## STATED EXERCISE
Work through the material below and count the lines holding the word "name"; give that count and nothing more.

## RECORDS FOR THIS TASK
-*-
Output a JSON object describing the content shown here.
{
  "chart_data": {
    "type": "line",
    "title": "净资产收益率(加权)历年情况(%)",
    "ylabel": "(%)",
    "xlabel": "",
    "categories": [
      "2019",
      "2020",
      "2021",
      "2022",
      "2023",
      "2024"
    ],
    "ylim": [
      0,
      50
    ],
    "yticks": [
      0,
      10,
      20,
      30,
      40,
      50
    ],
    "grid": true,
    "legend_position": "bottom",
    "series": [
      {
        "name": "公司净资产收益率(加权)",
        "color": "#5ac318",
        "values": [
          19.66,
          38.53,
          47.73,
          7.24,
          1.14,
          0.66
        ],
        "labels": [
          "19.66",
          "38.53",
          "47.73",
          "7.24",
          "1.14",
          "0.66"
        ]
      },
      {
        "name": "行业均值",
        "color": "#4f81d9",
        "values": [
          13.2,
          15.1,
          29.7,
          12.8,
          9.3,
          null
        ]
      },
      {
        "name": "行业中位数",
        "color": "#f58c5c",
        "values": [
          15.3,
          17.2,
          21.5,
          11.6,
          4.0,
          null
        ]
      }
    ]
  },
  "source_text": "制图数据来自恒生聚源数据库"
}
-*-
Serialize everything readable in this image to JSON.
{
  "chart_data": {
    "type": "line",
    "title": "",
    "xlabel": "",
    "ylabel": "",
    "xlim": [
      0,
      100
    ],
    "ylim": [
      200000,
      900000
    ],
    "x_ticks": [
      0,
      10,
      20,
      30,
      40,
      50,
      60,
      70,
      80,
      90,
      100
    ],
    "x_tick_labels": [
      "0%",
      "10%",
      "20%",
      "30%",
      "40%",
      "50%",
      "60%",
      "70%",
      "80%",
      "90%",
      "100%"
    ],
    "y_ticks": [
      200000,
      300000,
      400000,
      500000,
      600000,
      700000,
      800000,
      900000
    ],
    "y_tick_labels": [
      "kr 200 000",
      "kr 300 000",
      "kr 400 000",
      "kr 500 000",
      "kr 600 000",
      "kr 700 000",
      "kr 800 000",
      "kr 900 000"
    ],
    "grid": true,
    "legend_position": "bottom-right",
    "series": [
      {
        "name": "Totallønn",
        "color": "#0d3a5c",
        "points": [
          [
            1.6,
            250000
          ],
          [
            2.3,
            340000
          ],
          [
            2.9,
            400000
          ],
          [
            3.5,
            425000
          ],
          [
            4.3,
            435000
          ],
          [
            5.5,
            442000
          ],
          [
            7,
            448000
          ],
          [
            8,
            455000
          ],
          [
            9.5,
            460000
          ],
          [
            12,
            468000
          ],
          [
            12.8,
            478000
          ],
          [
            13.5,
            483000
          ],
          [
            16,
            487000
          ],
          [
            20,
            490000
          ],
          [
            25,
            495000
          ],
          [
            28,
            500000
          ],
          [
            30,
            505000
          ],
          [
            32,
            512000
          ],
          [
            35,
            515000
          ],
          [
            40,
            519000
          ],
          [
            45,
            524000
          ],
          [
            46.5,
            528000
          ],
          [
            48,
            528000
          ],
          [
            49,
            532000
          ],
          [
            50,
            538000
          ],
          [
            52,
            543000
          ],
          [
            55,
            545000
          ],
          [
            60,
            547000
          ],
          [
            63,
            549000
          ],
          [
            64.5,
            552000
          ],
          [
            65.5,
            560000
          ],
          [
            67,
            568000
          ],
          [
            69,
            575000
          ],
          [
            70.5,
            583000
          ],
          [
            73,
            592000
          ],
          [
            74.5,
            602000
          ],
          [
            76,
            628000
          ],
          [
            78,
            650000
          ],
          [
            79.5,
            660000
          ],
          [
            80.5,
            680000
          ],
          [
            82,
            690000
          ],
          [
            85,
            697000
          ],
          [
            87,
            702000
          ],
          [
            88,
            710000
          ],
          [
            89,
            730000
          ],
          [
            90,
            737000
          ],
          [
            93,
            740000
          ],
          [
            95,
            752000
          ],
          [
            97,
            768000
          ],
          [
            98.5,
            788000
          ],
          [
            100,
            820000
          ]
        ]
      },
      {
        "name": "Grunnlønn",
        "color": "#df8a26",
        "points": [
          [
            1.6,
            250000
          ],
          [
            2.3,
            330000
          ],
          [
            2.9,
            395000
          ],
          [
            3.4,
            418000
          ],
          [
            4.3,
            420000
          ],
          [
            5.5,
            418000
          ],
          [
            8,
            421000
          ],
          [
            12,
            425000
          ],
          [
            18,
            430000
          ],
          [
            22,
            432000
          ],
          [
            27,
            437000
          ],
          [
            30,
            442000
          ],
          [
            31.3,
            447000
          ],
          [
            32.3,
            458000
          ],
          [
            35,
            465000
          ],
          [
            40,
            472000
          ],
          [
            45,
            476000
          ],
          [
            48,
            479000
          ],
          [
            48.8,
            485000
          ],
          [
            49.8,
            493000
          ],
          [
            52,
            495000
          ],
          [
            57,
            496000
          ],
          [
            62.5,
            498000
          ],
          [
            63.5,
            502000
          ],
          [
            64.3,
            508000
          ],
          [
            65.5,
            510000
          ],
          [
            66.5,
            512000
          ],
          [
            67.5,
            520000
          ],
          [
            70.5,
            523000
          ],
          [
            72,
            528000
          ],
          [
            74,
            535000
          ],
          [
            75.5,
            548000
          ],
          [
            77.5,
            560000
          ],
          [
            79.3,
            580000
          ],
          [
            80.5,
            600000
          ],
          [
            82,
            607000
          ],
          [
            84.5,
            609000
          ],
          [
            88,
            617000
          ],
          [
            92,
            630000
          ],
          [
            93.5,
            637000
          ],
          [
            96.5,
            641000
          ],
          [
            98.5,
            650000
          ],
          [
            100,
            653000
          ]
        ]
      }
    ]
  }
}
-*-
## TASK RESULT
5